課題内容 -> PEN-FTに関する本文のうち、「ベテランのオーナーさんで、い」を含む語句で始まり「の25mmは絞りが不良です。」で終わる部分を、「個体」を「機体」に置き換えて書き直してください。

本文 ->
%%

ベテランのオーナーさんで、いつも当ブログを見て頂いて研究されている方の選ばれる個体はやはりソツがなく素晴らしいと思います。良くこのような個体が残っていたと思いますね。まずはPEN-FT #3625XXからですが、ご縁があってお父様の形見をお持ちの方から譲られたものだそうです。一見して素晴らしいコンディションの個体ですが、付属の25mmは絞りが不良です。
アクセサリーを取り付けていたと見えて、アイビース枠が欠けています。オーナーさんの疑問は、36万台であれば、圧板の取付けは2点留めのはず、(お勉強されていますね)なのに、この個体は4点留めである。トップカバーの付け替えではないか? ということです。オーナーさんもトップカバーを開けて確認をされたようですが、確かに修理の履歴メモは書かれています(何をしたかは不明)が、内部を分解された形跡はありません。トップカバーもターミナルを外した形跡はありませんので、私もオリジナルのままの印象を受けます。そこで、体調が戻るまでの間、私のデータベースを調べてみることにしました。この個体の製造は1969年8月となっていますが、同じ月の製造個体を拾ってみると(私が実際に確認した個体) [FT] #305889 #302552 #306387 #304829 #304665 #309331 #310180 [FV] #119718 #128435 #130876 などが確認できました。次に、圧板2点留めの個体を拾ってみると #367512 #349305 #440123 #372339 #372202 #334547 #350057 #369631 #366990 #372336 #344109 #366281 #365312 などが確認できました。

%%

確認データ ->

%%

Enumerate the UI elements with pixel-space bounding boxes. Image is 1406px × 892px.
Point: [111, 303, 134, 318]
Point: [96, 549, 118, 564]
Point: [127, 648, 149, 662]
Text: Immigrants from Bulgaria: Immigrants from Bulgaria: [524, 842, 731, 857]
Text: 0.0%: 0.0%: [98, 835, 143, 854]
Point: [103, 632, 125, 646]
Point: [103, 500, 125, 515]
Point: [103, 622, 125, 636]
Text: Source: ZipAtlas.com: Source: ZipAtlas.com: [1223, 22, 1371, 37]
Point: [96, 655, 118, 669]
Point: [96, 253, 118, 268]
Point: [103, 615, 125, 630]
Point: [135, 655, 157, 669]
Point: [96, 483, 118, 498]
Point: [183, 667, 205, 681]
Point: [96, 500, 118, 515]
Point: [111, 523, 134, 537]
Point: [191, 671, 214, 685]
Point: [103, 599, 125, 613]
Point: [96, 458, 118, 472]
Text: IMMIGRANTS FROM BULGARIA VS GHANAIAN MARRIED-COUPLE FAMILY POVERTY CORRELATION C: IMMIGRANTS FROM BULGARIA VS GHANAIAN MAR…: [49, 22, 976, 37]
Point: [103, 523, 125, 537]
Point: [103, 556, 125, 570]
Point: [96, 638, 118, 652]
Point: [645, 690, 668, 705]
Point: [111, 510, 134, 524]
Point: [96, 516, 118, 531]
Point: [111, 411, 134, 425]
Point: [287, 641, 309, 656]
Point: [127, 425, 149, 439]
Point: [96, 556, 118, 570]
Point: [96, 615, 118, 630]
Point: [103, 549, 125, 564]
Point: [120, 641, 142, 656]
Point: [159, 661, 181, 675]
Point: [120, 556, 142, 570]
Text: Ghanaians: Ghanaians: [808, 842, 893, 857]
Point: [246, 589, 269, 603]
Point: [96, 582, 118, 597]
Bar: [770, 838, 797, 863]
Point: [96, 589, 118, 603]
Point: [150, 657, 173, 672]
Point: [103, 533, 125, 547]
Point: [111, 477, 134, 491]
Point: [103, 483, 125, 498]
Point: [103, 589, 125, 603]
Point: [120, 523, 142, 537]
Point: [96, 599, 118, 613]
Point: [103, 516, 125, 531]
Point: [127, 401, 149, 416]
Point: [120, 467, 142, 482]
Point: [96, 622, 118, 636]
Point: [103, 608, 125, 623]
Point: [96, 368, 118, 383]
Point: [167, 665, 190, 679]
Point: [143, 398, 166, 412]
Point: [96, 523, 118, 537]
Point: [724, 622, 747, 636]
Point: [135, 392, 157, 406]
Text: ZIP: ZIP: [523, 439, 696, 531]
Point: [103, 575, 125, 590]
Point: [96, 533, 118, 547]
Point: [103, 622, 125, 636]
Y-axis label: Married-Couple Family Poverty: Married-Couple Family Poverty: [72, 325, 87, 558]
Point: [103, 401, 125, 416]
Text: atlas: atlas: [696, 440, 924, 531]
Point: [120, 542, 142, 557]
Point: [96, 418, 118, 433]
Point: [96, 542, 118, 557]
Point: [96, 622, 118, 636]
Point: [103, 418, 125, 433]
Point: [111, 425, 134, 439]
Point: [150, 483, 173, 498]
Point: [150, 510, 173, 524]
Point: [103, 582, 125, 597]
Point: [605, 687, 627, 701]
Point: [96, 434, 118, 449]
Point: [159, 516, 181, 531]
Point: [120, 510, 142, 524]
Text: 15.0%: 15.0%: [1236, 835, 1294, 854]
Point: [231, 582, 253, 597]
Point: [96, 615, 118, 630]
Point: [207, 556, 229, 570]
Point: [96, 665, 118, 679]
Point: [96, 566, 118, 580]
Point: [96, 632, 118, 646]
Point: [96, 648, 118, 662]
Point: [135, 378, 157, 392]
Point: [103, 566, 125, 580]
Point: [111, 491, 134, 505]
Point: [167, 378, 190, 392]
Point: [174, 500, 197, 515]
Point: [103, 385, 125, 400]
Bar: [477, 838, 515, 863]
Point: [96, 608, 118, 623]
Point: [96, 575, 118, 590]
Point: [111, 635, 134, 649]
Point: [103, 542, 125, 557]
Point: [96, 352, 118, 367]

%%

解答 ->
ベテランのオーナーさんで、いつも当ブログを見て頂いて研究されている方の選ばれる機体はやはりソツがなく素晴らしいと思います。良くこのような機体が残っていたと思いますね。まずはPEN-FT #3625XXからですが、ご縁があってお父様の形見をお持ちの方から譲られたものだそうです。一見して素晴らしいコンディションの機体ですが、付属の25mmは絞りが不良です。